+++ TEXT PROVIDED +++

TV Guide, Canada, July 14, 1990

Smack in the middle of a lunch/interview with Knots Landing’s Joseph Gian, a smartly dressed fan–right out of Knots’ 18-49 female demographic group–boldly approaches the table.

“You better be back at that altar in September!” she tells Gian, better known as dubious detective Ton Ryan, the guy who ran out on Paige (Nicollette Sheridan) mere minutes before they were to be wed in last season’s suspenseful Knots Landing cliffhanger.

Gian, hiding unsuccessfully behind a trim summer beard, looks up from his lunch, smiles and politely says, “We’ll see.” What he doesn’t tell her is by that mid-June day, he didn’t have a contract for Knots’ 12th season.

“He’ll be back,” says executive producer Lawrence Kasha, contacted later in L.A. ‘We’ve had a wonderful response to Joey from all over the country. little girls write him a lot of letters, which is good for the show, and all ages like the relationship between Joe and Nicollette. it turned out to be even better than we expected.”

Last season was a heady one for Gian’s character. Ton Ryan is the cop Mack MacKenzie (Kevin Dobson) doesn’t trust–but that his daughter Paige wants to marry. Ryan also spend a good deal of time dodging the efforts of Knots’ resident heel, Greg Sumner, to run him out of town. As such, he’s getting used to being recognized in restaurants, even in Toronto. “A show like this is so powerful–it has such a large viewership,” says Gian, who’s just turned 30. “Most people knots that I’m acting, but there was this episode where I had a semi-seduction scene with Michele Phillips, just moments before I proposed to Paige. in the street, people flipped out: “Don’t you ever sleep with that monster. . .You better not touch her!”

Despite Ton’s shady past, Gian feels the fans should give him another chance. “Tom has done a lot of questionable things, but he always believed it was the right thing to do. Now he’s found that the cares for somebody, loves somebody. I like to think that he’s turned his life around since meeting Paige, but I want to see what’s going to happen with Sumner.”

Sumner–still carrying the torch for Paige–blackmailed Tom into dodging the wedding at the last minute. “Tom used his bad guy instincts to find the easy way out,” explains Kasha. “That was not the smart thing to do, and he’ll rectify that this season.” Gian sure hopes so: “A lot of women came up to me and said,’Why didn’t Tom just beat the crap out of him?’ I want to make sure that they’re handling it right. I just don’t see Tom backing down that easily.”

+++ EXTRACTED ENTRIES +++

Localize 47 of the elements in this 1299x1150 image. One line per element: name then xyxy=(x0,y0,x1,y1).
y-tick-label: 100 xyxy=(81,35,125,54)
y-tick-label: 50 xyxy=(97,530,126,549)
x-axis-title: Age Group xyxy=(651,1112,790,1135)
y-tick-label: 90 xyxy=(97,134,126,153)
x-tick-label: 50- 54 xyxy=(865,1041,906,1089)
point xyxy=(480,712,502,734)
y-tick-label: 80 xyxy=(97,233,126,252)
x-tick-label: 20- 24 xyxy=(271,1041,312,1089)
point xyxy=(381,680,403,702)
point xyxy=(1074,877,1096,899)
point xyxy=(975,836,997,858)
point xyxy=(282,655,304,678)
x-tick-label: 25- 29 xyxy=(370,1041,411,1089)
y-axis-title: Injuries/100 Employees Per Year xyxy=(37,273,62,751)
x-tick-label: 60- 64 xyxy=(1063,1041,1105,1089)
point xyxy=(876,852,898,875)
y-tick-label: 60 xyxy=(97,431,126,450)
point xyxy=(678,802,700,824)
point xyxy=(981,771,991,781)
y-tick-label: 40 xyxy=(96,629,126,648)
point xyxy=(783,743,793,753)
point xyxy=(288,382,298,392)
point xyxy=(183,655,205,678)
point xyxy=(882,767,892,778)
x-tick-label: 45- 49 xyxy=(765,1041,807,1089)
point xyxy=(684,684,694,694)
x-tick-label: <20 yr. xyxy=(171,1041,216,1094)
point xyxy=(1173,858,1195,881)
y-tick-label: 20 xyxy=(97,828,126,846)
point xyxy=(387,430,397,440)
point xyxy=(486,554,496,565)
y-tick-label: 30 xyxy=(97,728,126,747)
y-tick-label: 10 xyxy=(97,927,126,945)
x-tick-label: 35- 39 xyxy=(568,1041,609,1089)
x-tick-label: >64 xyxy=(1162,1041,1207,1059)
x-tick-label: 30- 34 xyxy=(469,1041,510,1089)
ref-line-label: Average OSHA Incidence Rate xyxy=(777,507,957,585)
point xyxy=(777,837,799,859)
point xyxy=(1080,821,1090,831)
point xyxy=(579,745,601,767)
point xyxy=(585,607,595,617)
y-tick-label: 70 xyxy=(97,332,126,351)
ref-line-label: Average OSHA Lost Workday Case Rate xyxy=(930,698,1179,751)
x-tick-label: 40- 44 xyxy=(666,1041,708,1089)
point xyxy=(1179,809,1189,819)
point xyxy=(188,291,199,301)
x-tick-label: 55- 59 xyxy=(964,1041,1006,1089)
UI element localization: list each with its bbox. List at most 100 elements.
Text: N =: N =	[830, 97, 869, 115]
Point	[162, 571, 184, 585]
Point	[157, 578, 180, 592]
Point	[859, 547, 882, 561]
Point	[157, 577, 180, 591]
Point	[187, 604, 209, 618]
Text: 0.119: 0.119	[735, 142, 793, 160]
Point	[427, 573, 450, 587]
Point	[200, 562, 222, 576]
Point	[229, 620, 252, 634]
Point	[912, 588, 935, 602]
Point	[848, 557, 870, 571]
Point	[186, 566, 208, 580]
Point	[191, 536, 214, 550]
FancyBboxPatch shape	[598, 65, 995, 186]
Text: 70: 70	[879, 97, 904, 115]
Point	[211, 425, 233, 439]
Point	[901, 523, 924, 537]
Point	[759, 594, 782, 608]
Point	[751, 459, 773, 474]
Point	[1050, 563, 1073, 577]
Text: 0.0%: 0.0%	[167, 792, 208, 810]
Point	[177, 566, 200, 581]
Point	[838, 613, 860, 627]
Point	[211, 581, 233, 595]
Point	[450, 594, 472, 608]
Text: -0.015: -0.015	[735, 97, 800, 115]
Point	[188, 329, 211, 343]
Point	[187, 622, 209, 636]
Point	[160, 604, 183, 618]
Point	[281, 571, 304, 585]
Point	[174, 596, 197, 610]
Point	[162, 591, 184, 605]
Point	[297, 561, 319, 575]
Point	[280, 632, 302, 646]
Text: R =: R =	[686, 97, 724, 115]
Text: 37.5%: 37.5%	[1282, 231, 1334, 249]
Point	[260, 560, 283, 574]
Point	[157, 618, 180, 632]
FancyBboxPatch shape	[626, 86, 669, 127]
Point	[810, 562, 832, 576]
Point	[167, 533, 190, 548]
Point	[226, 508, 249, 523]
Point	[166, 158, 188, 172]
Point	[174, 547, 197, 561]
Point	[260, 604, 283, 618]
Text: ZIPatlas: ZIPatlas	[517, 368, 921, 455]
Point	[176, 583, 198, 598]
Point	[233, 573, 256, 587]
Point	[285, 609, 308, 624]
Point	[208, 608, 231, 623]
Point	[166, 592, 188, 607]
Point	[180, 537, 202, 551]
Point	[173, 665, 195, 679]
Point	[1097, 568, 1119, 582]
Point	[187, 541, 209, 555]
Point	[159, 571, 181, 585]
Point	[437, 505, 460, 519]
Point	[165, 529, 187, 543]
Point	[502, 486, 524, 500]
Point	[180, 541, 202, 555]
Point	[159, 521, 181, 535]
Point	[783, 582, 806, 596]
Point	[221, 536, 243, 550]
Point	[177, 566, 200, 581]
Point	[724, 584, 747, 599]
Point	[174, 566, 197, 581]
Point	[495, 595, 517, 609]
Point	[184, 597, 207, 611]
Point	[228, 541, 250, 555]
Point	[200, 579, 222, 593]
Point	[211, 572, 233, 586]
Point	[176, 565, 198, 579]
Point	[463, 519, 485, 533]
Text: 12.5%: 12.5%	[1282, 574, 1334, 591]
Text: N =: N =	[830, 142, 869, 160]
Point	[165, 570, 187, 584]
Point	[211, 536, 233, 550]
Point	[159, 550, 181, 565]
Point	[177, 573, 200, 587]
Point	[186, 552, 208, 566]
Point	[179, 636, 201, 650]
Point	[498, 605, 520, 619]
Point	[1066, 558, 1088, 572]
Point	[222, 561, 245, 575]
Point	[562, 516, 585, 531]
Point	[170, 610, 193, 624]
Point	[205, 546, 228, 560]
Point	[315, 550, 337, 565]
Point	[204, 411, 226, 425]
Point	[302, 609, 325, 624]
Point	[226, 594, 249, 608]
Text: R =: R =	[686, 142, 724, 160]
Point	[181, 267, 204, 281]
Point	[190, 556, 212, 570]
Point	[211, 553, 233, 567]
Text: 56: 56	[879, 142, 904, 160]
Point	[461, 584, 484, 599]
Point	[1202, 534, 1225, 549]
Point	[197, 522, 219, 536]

+++

THINGS TO DO:
1. Set down the passage of the TV Guide article from "TV Guide, Canada, July" up to and including "approaches the table.", keeping every word as it appears.
2. Render the sentence "Last season was a heady one for Gian’s character." from the TV Guide article in Spanish.
The items were taken from a separate source and are unrelated to the TV Guide article.

RESULTS FOR EACH TASK:
1.
TV Guide, Canada, July 14, 1990

Smack in the middle of a lunch/interview with Knots Landing’s Joseph Gian, a smartly dressed fan–right out of Knots’ 18-49 female demographic group–boldly approaches the table.

2. La temporada pasada fue muy emocionante para el personaje de Gian.